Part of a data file

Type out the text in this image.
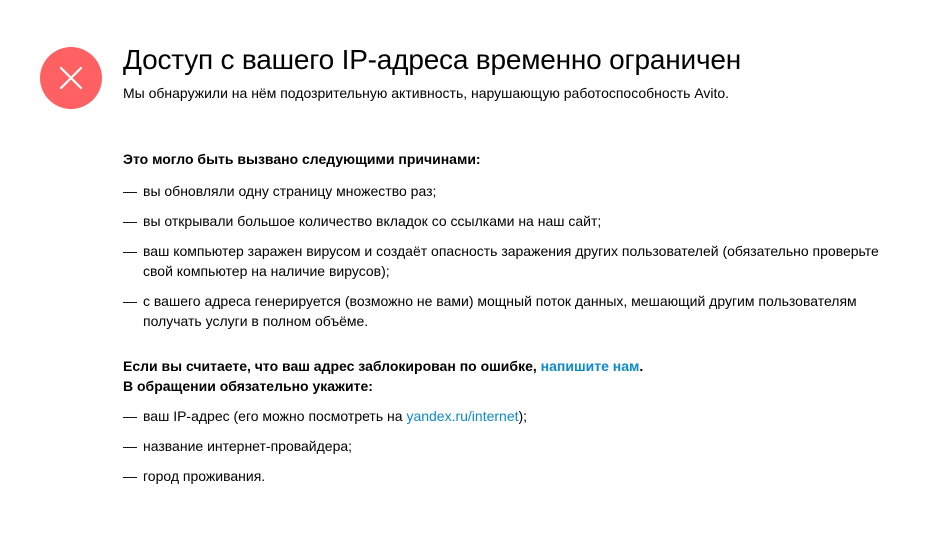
Доступ с вашего IP-адреса временно ограничен

Мы обнаружили на нём подозрительную активность, нарушающую работоспособность Avito.

Это могло быть вызвано следующими причинами:

— вы обновляли одну страницу множество раз;
— вы открывали большое количество вкладок со ссылками на наш сайт;
— ваш компьютер заражен вирусом и создаёт опасность заражения других пользователей (обязательно проверьте свой компьютер на наличие вирусов);
— с вашего адреса генерируется (возможно не вами) мощный поток данных, мешающий другим пользователям получать услуги в полном объёме.

Если вы считаете, что ваш адрес заблокирован по ошибке, напишите нам.
В обращении обязательно укажите:

— ваш IP-адрес (его можно посмотреть на yandex.ru/internet);
— название интернет-провайдера;
— город проживания.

PROBLEM REQUIREMENTS: Report all lines of the data above that include the string "вашего".

WRITTEN ANSWER:
Доступ с вашего IP-адреса временно ограничен
— с вашего адреса генерируется (возможно не вами) мощный поток данных, мешающий другим пользователям получать услуги в полном объёме.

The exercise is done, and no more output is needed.